[Dataset rows]

(begin)

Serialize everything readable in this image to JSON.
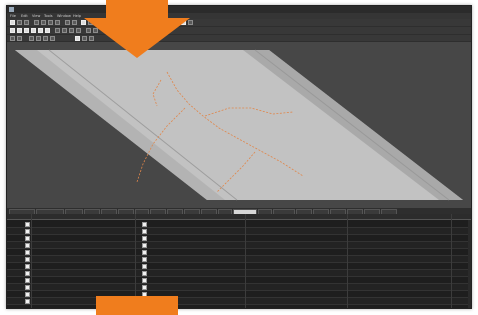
{
  "app": {
    "title": ""
  },
  "menu": [
    "File",
    "Edit",
    "View",
    "Tools",
    "Window",
    "Help"
  ],
  "viewport": {
    "colors": {
      "background": "#474747",
      "sheet": "#c2c2c2",
      "stripe": "#a9a9a9",
      "crack": "#e0864a"
    }
  },
  "tabs": [
    "",
    "",
    "",
    "",
    "",
    "",
    "",
    "",
    "",
    "",
    "",
    "",
    "",
    "",
    "",
    "",
    "",
    "",
    "",
    "",
    ""
  ],
  "active_tab_index": 11,
  "grid": {
    "headers": [
      "",
      "",
      "",
      "",
      "",
      "",
      ""
    ],
    "rows": [
      [
        "",
        "",
        "",
        "",
        "",
        "",
        ""
      ],
      [
        "",
        "",
        "",
        "",
        "",
        "",
        ""
      ],
      [
        "",
        "",
        "",
        "",
        "",
        "",
        ""
      ],
      [
        "",
        "",
        "",
        "",
        "",
        "",
        ""
      ],
      [
        "",
        "",
        "",
        "",
        "",
        "",
        ""
      ],
      [
        "",
        "",
        "",
        "",
        "",
        "",
        ""
      ],
      [
        "",
        "",
        "",
        "",
        "",
        "",
        ""
      ],
      [
        "",
        "",
        "",
        "",
        "",
        "",
        ""
      ],
      [
        "",
        "",
        "",
        "",
        "",
        "",
        ""
      ],
      [
        "",
        "",
        "",
        "",
        "",
        "",
        ""
      ],
      [
        "",
        "",
        "",
        "",
        "",
        "",
        ""
      ],
      [
        "",
        "",
        "",
        "",
        "",
        "",
        ""
      ]
    ]
  },
  "annotations": {
    "arrow_color": "#f07d1d"
  }
}
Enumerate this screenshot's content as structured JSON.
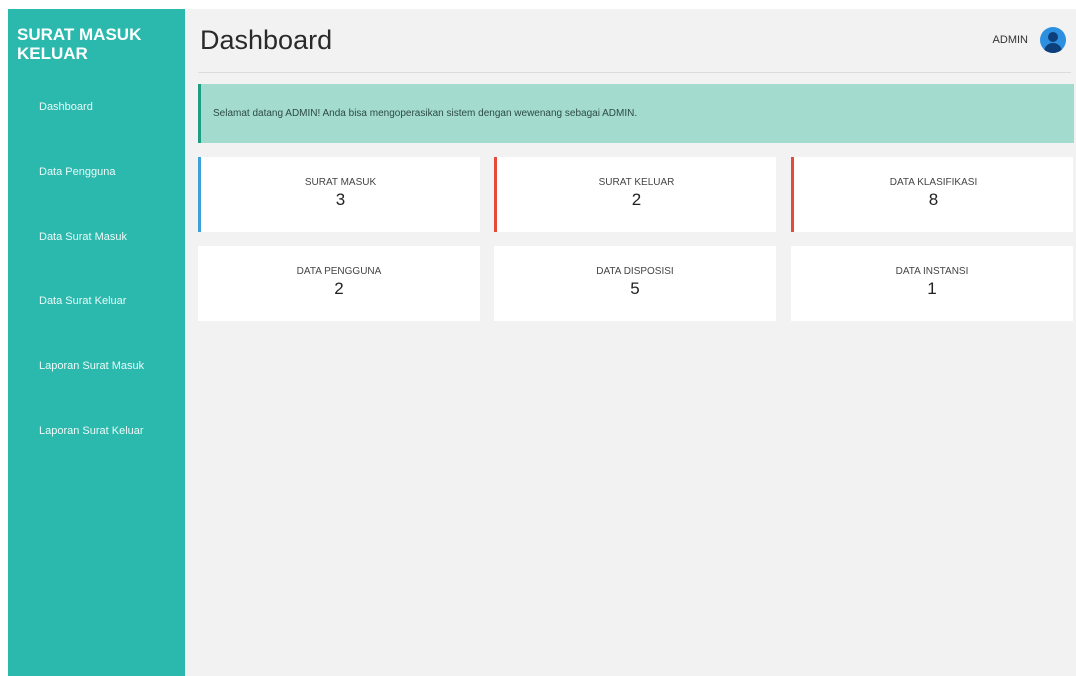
{
  "sidebar": {
    "brand": "SURAT MASUK KELUAR",
    "items": [
      {
        "label": "Dashboard"
      },
      {
        "label": "Data Pengguna"
      },
      {
        "label": "Data Surat Masuk"
      },
      {
        "label": "Data Surat Keluar"
      },
      {
        "label": "Laporan Surat Masuk"
      },
      {
        "label": "Laporan Surat Keluar"
      }
    ]
  },
  "header": {
    "title": "Dashboard",
    "user_name": "ADMIN",
    "avatar_icon": "user-circle-icon"
  },
  "alert": {
    "message": "Selamat datang ADMIN! Anda bisa mengoperasikan sistem dengan wewenang sebagai ADMIN."
  },
  "cards": [
    {
      "label": "SURAT MASUK",
      "value": "3",
      "accent": "#3da0d8"
    },
    {
      "label": "SURAT KELUAR",
      "value": "2",
      "accent": "#e34b3b"
    },
    {
      "label": "DATA KLASIFIKASI",
      "value": "8",
      "accent": "#e34b3b"
    },
    {
      "label": "DATA PENGGUNA",
      "value": "2",
      "accent": ""
    },
    {
      "label": "DATA DISPOSISI",
      "value": "5",
      "accent": ""
    },
    {
      "label": "DATA INSTANSI",
      "value": "1",
      "accent": ""
    }
  ],
  "colors": {
    "sidebar": "#2bb9ad",
    "alert_bg": "#a3dbcf",
    "content_bg": "#f2f2f2"
  }
}
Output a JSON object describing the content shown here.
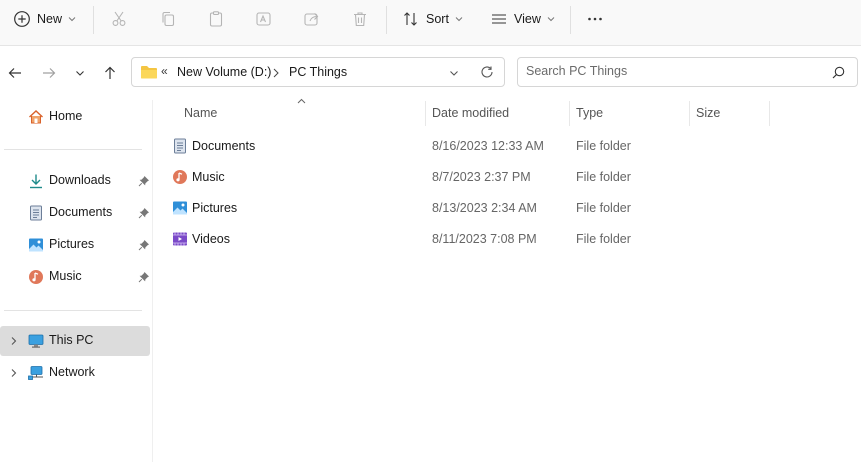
{
  "toolbar": {
    "new_label": "New",
    "sort_label": "Sort",
    "view_label": "View"
  },
  "address": {
    "overflow": "«",
    "crumbs": [
      "New Volume (D:)",
      "PC Things"
    ]
  },
  "search": {
    "placeholder": "Search PC Things"
  },
  "sidebar": {
    "home": "Home",
    "quick_access": [
      {
        "label": "Downloads",
        "icon": "download-icon",
        "pinned": true
      },
      {
        "label": "Documents",
        "icon": "documents-icon",
        "pinned": true
      },
      {
        "label": "Pictures",
        "icon": "pictures-icon",
        "pinned": true
      },
      {
        "label": "Music",
        "icon": "music-icon",
        "pinned": true
      }
    ],
    "this_pc": "This PC",
    "network": "Network"
  },
  "columns": {
    "name": "Name",
    "date": "Date modified",
    "type": "Type",
    "size": "Size"
  },
  "files": [
    {
      "name": "Documents",
      "date": "8/16/2023 12:33 AM",
      "type": "File folder",
      "icon": "documents-icon"
    },
    {
      "name": "Music",
      "date": "8/7/2023 2:37 PM",
      "type": "File folder",
      "icon": "music-icon"
    },
    {
      "name": "Pictures",
      "date": "8/13/2023 2:34 AM",
      "type": "File folder",
      "icon": "pictures-icon"
    },
    {
      "name": "Videos",
      "date": "8/11/2023 7:08 PM",
      "type": "File folder",
      "icon": "videos-icon"
    }
  ],
  "colors": {
    "accent": "#0067c0",
    "selected_bg": "#dcdcdc",
    "folder_yellow": "#f4c542"
  }
}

(end)

- [OBJECTIVE]:
In the data above, find the line containing "Output a JSON"; from there, please write out each line through the end, exactly, with the pictures omitted.

- [WORKED ANSWER]:
Output a JSON object describing the content shown here.
{
  "toolbar": {
    "new_label": "New",
    "sort_label": "Sort",
    "view_label": "View"
  },
  "address": {
    "overflow": "«",
    "crumbs": [
      "New Volume (D:)",
      "PC Things"
    ]
  },
  "search": {
    "placeholder": "Search PC Things"
  },
  "sidebar": {
    "home": "Home",
    "quick_access": [
      {
        "label": "Downloads",
        "icon": "download-icon",
        "pinned": true
      },
      {
        "label": "Documents",
        "icon": "documents-icon",
        "pinned": true
      },
      {
        "label": "Pictures",
        "icon": "pictures-icon",
        "pinned": true
      },
      {
        "label": "Music",
        "icon": "music-icon",
        "pinned": true
      }
    ],
    "this_pc": "This PC",
    "network": "Network"
  },
  "columns": {
    "name": "Name",
    "date": "Date modified",
    "type": "Type",
    "size": "Size"
  },
  "files": [
    {
      "name": "Documents",
      "date": "8/16/2023 12:33 AM",
      "type": "File folder",
      "icon": "documents-icon"
    },
    {
      "name": "Music",
      "date": "8/7/2023 2:37 PM",
      "type": "File folder",
      "icon": "music-icon"
    },
    {
      "name": "Pictures",
      "date": "8/13/2023 2:34 AM",
      "type": "File folder",
      "icon": "pictures-icon"
    },
    {
      "name": "Videos",
      "date": "8/11/2023 7:08 PM",
      "type": "File folder",
      "icon": "videos-icon"
    }
  ],
  "colors": {
    "accent": "#0067c0",
    "selected_bg": "#dcdcdc",
    "folder_yellow": "#f4c542"
  }
}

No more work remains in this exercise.